** BEGIN DATA SHOWN **

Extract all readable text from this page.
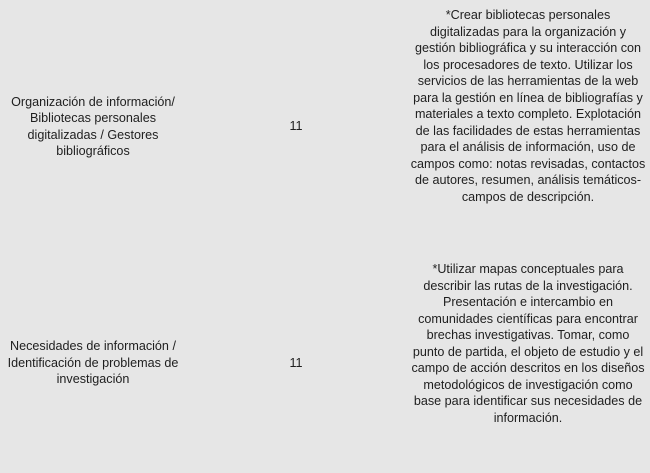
Organización de información/ Bibliotecas personales digitalizadas / Gestores bibliográficos
11
*Crear bibliotecas personales digitalizadas para la organización y gestión bibliográfica y su interacción con los procesadores de texto. Utilizar los servicios de las herramientas de la web para la gestión en línea de bibliografías y materiales a texto completo. Explotación de las facilidades de estas herramientas para el análisis de información, uso de campos como: notas revisadas, contactos de autores, resumen, análisis temáticos-campos de descripción.
Necesidades de información / Identificación de problemas de investigación
11
*Utilizar mapas conceptuales para describir las rutas de la investigación. Presentación e intercambio en comunidades científicas para encontrar brechas investigativas. Tomar, como punto de partida, el objeto de estudio y el campo de acción descritos en los diseños metodológicos de investigación como base para identificar sus necesidades de información.
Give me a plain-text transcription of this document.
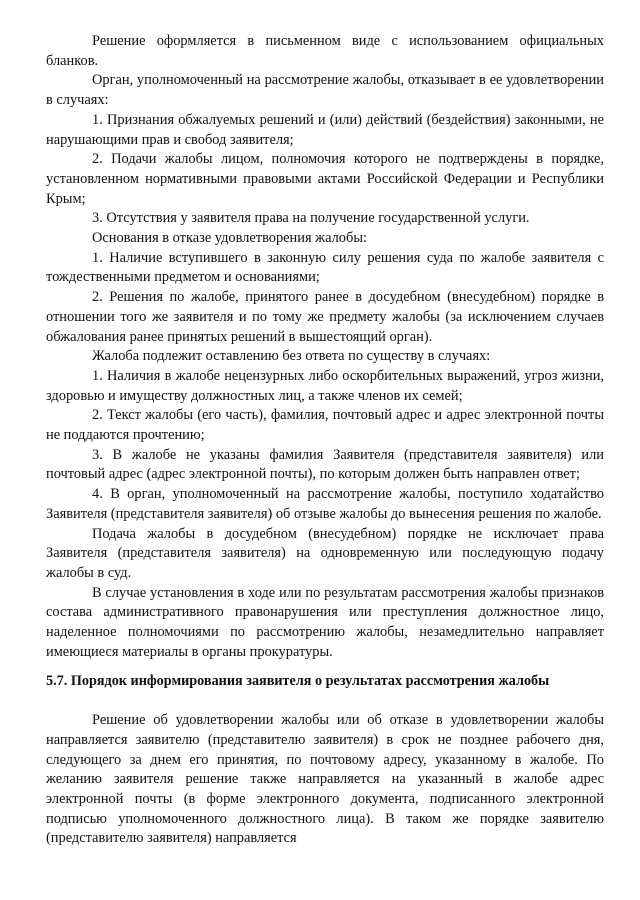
Решение оформляется в письменном виде с использованием официальных бланков.

Орган, уполномоченный на рассмотрение жалобы, отказывает в ее удовлетворении в случаях:

1. Признания обжалуемых решений и (или) действий (бездействия) законными, не нарушающими прав и свобод заявителя;

2. Подачи жалобы лицом, полномочия которого не подтверждены в порядке, установленном нормативными правовыми актами Российской Федерации и Республики Крым;

3. Отсутствия у заявителя права на получение государственной услуги.

Основания в отказе удовлетворения жалобы:

1. Наличие вступившего в законную силу решения суда по жалобе заявителя с тождественными предметом и основаниями;

2. Решения по жалобе, принятого ранее в досудебном (внесудебном) порядке в отношении того же заявителя и по тому же предмету жалобы (за исключением случаев обжалования ранее принятых решений в вышестоящий орган).

Жалоба подлежит оставлению без ответа по существу в случаях:

1. Наличия в жалобе нецензурных либо оскорбительных выражений, угроз жизни, здоровью и имуществу должностных лиц, а также членов их семей;

2. Текст жалобы (его часть), фамилия, почтовый адрес и адрес электронной почты не поддаются прочтению;

3. В жалобе не указаны фамилия Заявителя (представителя заявителя) или почтовый адрес (адрес электронной почты), по которым должен быть направлен ответ;

4. В орган, уполномоченный на рассмотрение жалобы, поступило ходатайство Заявителя (представителя заявителя) об отзыве жалобы до вынесения решения по жалобе.

Подача жалобы в досудебном (внесудебном) порядке не исключает права Заявителя (представителя заявителя) на одновременную или последующую подачу жалобы в суд.

В случае установления в ходе или по результатам рассмотрения жалобы признаков состава административного правонарушения или преступления должностное лицо, наделенное полномочиями по рассмотрению жалобы, незамедлительно направляет имеющиеся материалы в органы прокуратуры.

5.7. Порядок информирования заявителя о результатах рассмотрения жалобы

Решение об удовлетворении жалобы или об отказе в удовлетворении жалобы направляется заявителю (представителю заявителя) в срок не позднее рабочего дня, следующего за днем его принятия, по почтовому адресу, указанному в жалобе. По желанию заявителя решение также направляется на указанный в жалобе адрес электронной почты (в форме электронного документа, подписанного электронной подписью уполномоченного должностного лица). В таком же порядке заявителю (представителю заявителя) направляется
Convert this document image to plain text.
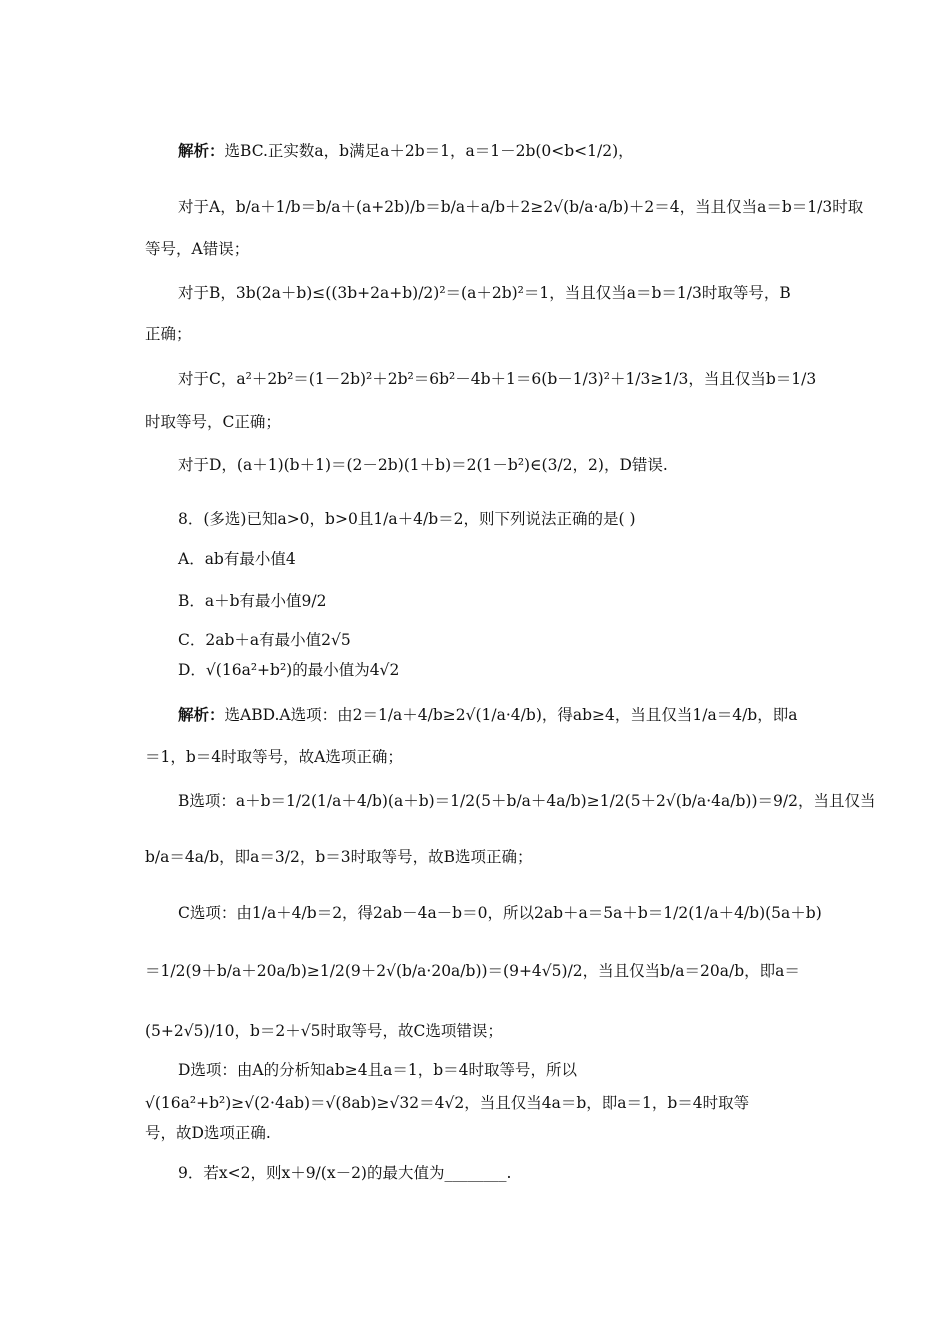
解析：选BC.正实数a，b满足a＋2b＝1，a＝1－2b(0<b<1/2)，
对于A，b/a＋1/b＝b/a＋(a+2b)/b＝b/a＋a/b＋2≥2√(b/a·a/b)＋2＝4，当且仅当a＝b＝1/3时取
等号，A错误；
对于B，3b(2a＋b)≤((3b+2a+b)/2)²＝(a＋2b)²＝1，当且仅当a＝b＝1/3时取等号，B
正确；
对于C，a²＋2b²＝(1－2b)²＋2b²＝6b²－4b＋1＝6(b－1/3)²＋1/3≥1/3，当且仅当b＝1/3
时取等号，C正确；
对于D，(a＋1)(b＋1)＝(2－2b)(1＋b)＝2(1－b²)∈(3/2，2)，D错误.
8．(多选)已知a>0，b>0且1/a＋4/b＝2，则下列说法正确的是( )
A．ab有最小值4
B．a＋b有最小值9/2
C．2ab＋a有最小值2√5
D．√(16a²+b²)的最小值为4√2
解析：选ABD.A选项：由2＝1/a＋4/b≥2√(1/a·4/b)，得ab≥4，当且仅当1/a＝4/b，即a
＝1，b＝4时取等号，故A选项正确；
B选项：a＋b＝1/2(1/a＋4/b)(a＋b)＝1/2(5＋b/a＋4a/b)≥1/2(5＋2√(b/a·4a/b))＝9/2，当且仅当
b/a＝4a/b，即a＝3/2，b＝3时取等号，故B选项正确；
C选项：由1/a＋4/b＝2，得2ab－4a－b＝0，所以2ab＋a＝5a＋b＝1/2(1/a＋4/b)(5a＋b)
＝1/2(9＋b/a＋20a/b)≥1/2(9＋2√(b/a·20a/b))＝(9+4√5)/2，当且仅当b/a＝20a/b，即a＝
(5+2√5)/10，b＝2＋√5时取等号，故C选项错误；
D选项：由A的分析知ab≥4且a＝1，b＝4时取等号，所以
√(16a²+b²)≥√(2·4ab)＝√(8ab)≥√32＝4√2，当且仅当4a＝b，即a＝1，b＝4时取等
号，故D选项正确.
9．若x<2，则x＋9/(x－2)的最大值为________.
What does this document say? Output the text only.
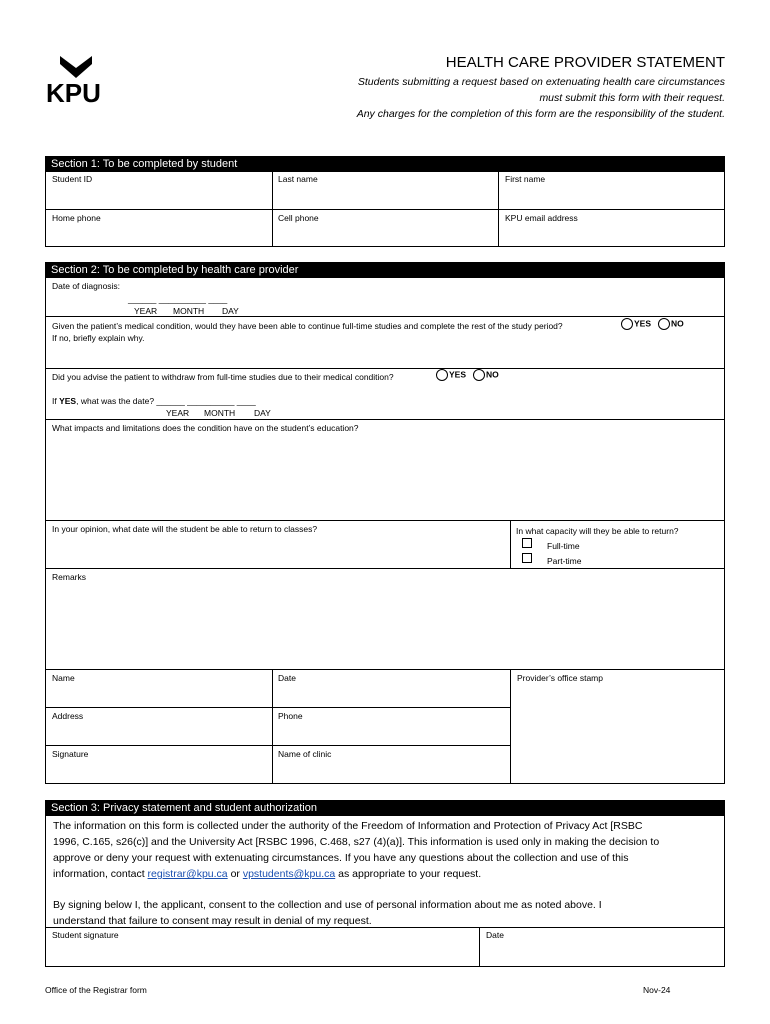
KPU
HEALTH CARE PROVIDER STATEMENT
Students submitting a request based on extenuating health care circumstances
must submit this form with their request.
Any charges for the completion of this form are the responsibility of the student.
Section 1: To be completed by student
Student ID	Last name	First name
Home phone	Cell phone	KPU email address
Section 2: To be completed by health care provider
Date of diagnosis:
______ __________ ____
YEAR MONTH DAY
Given the patient’s medical condition, would they have been able to continue full-time studies and complete the rest of the study period?	YES	NO
If no, briefly explain why.
Did you advise the patient to withdraw from full-time studies due to their medical condition?	YES	NO
If YES, what was the date? ______ __________ ____
YEAR MONTH DAY
What impacts and limitations does the condition have on the student’s education?
In your opinion, what date will the student be able to return to classes?	In what capacity will they be able to return?
Full-time
Part-time
Remarks
Name	Date	Provider’s office stamp
Address	Phone
Signature	Name of clinic
Section 3: Privacy statement and student authorization
The information on this form is collected under the authority of the Freedom of Information and Protection of Privacy Act [RSBC
1996, C.165, s26(c)] and the University Act [RSBC 1996, C.468, s27 (4)(a)]. This information is used only in making the decision to
approve or deny your request with extenuating circumstances. If you have any questions about the collection and use of this
information, contact registrar@kpu.ca or vpstudents@kpu.ca as appropriate to your request.
By signing below I, the applicant, consent to the collection and use of personal information about me as noted above. I
understand that failure to consent may result in denial of my request.
Student signature	Date
Office of the Registrar form	Nov-24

** END DATA SHOWN **

Your task is to retype all the entries exactly and leave out any pictures.

Extract all readable text from this page.
Organización de información/ Bibliotecas personales digitalizadas / Gestores bibliográficos
11
*Crear bibliotecas personales digitalizadas para la organización y gestión bibliográfica y su interacción con los procesadores de texto. Utilizar los servicios de las herramientas de la web para la gestión en línea de bibliografías y materiales a texto completo. Explotación de las facilidades de estas herramientas para el análisis de información, uso de campos como: notas revisadas, contactos de autores, resumen, análisis temáticos-campos de descripción.
Necesidades de información / Identificación de problemas de investigación
11
*Utilizar mapas conceptuales para describir las rutas de la investigación. Presentación e intercambio en comunidades científicas para encontrar brechas investigativas. Tomar, como punto de partida, el objeto de estudio y el campo de acción descritos en los diseños metodológicos de investigación como base para identificar sus necesidades de información.
Give me a plain-text transcription of this document.
Решение оформляется в письменном виде с использованием официальных бланков.

Орган, уполномоченный на рассмотрение жалобы, отказывает в ее удовлетворении в случаях:

1. Признания обжалуемых решений и (или) действий (бездействия) законными, не нарушающими прав и свобод заявителя;

2. Подачи жалобы лицом, полномочия которого не подтверждены в порядке, установленном нормативными правовыми актами Российской Федерации и Республики Крым;

3. Отсутствия у заявителя права на получение государственной услуги.

Основания в отказе удовлетворения жалобы:

1. Наличие вступившего в законную силу решения суда по жалобе заявителя с тождественными предметом и основаниями;

2. Решения по жалобе, принятого ранее в досудебном (внесудебном) порядке в отношении того же заявителя и по тому же предмету жалобы (за исключением случаев обжалования ранее принятых решений в вышестоящий орган).

Жалоба подлежит оставлению без ответа по существу в случаях:

1. Наличия в жалобе нецензурных либо оскорбительных выражений, угроз жизни, здоровью и имуществу должностных лиц, а также членов их семей;

2. Текст жалобы (его часть), фамилия, почтовый адрес и адрес электронной почты не поддаются прочтению;

3. В жалобе не указаны фамилия Заявителя (представителя заявителя) или почтовый адрес (адрес электронной почты), по которым должен быть направлен ответ;

4. В орган, уполномоченный на рассмотрение жалобы, поступило ходатайство Заявителя (представителя заявителя) об отзыве жалобы до вынесения решения по жалобе.

Подача жалобы в досудебном (внесудебном) порядке не исключает права Заявителя (представителя заявителя) на одновременную или последующую подачу жалобы в суд.

В случае установления в ходе или по результатам рассмотрения жалобы признаков состава административного правонарушения или преступления должностное лицо, наделенное полномочиями по рассмотрению жалобы, незамедлительно направляет имеющиеся материалы в органы прокуратуры.

5.7. Порядок информирования заявителя о результатах рассмотрения жалобы

Решение об удовлетворении жалобы или об отказе в удовлетворении жалобы направляется заявителю (представителю заявителя) в срок не позднее рабочего дня, следующего за днем его принятия, по почтовому адресу, указанному в жалобе. По желанию заявителя решение также направляется на указанный в жалобе адрес электронной почты (в форме электронного документа, подписанного электронной подписью уполномоченного должностного лица). В таком же порядке заявителю (представителю заявителя) направляется
Convert this document image to plain text.
解析：选BC.正实数a，b满足a＋2b＝1，a＝1－2b(0<b<1/2)，
对于A，b/a＋1/b＝b/a＋(a+2b)/b＝b/a＋a/b＋2≥2√(b/a·a/b)＋2＝4，当且仅当a＝b＝1/3时取
等号，A错误；
对于B，3b(2a＋b)≤((3b+2a+b)/2)²＝(a＋2b)²＝1，当且仅当a＝b＝1/3时取等号，B
正确；
对于C，a²＋2b²＝(1－2b)²＋2b²＝6b²－4b＋1＝6(b－1/3)²＋1/3≥1/3，当且仅当b＝1/3
时取等号，C正确；
对于D，(a＋1)(b＋1)＝(2－2b)(1＋b)＝2(1－b²)∈(3/2，2)，D错误.
8．(多选)已知a>0，b>0且1/a＋4/b＝2，则下列说法正确的是( )
A．ab有最小值4
B．a＋b有最小值9/2
C．2ab＋a有最小值2√5
D．√(16a²+b²)的最小值为4√2
解析：选ABD.A选项：由2＝1/a＋4/b≥2√(1/a·4/b)，得ab≥4，当且仅当1/a＝4/b，即a
＝1，b＝4时取等号，故A选项正确；
B选项：a＋b＝1/2(1/a＋4/b)(a＋b)＝1/2(5＋b/a＋4a/b)≥1/2(5＋2√(b/a·4a/b))＝9/2，当且仅当
b/a＝4a/b，即a＝3/2，b＝3时取等号，故B选项正确；
C选项：由1/a＋4/b＝2，得2ab－4a－b＝0，所以2ab＋a＝5a＋b＝1/2(1/a＋4/b)(5a＋b)
＝1/2(9＋b/a＋20a/b)≥1/2(9＋2√(b/a·20a/b))＝(9+4√5)/2，当且仅当b/a＝20a/b，即a＝
(5+2√5)/10，b＝2＋√5时取等号，故C选项错误；
D选项：由A的分析知ab≥4且a＝1，b＝4时取等号，所以
√(16a²+b²)≥√(2·4ab)＝√(8ab)≥√32＝4√2，当且仅当4a＝b，即a＝1，b＝4时取等
号，故D选项正确.
9．若x<2，则x＋9/(x－2)的最大值为________.
What does this document say? Output the text only.
KPU
HEALTH CARE PROVIDER STATEMENT
Students submitting a request based on extenuating health care circumstances
must submit this form with their request.
Any charges for the completion of this form are the responsibility of the student.
Section 1: To be completed by student
Student ID	Last name	First name
Home phone	Cell phone	KPU email address
Section 2: To be completed by health care provider
Date of diagnosis:
______ __________ ____
YEAR MONTH DAY
Given the patient’s medical condition, would they have been able to continue full-time studies and complete the rest of the study period?	YES	NO
If no, briefly explain why.
Did you advise the patient to withdraw from full-time studies due to their medical condition?	YES	NO
If YES, what was the date? ______ __________ ____
YEAR MONTH DAY
What impacts and limitations does the condition have on the student’s education?
In your opinion, what date will the student be able to return to classes?	In what capacity will they be able to return?
Full-time
Part-time
Remarks
Name	Date	Provider’s office stamp
Address	Phone
Signature	Name of clinic
Section 3: Privacy statement and student authorization
The information on this form is collected under the authority of the Freedom of Information and Protection of Privacy Act [RSBC
1996, C.165, s26(c)] and the University Act [RSBC 1996, C.468, s27 (4)(a)]. This information is used only in making the decision to
approve or deny your request with extenuating circumstances. If you have any questions about the collection and use of this
information, contact registrar@kpu.ca or vpstudents@kpu.ca as appropriate to your request.
By signing below I, the applicant, consent to the collection and use of personal information about me as noted above. I
understand that failure to consent may result in denial of my request.
Student signature	Date
Office of the Registrar form	Nov-24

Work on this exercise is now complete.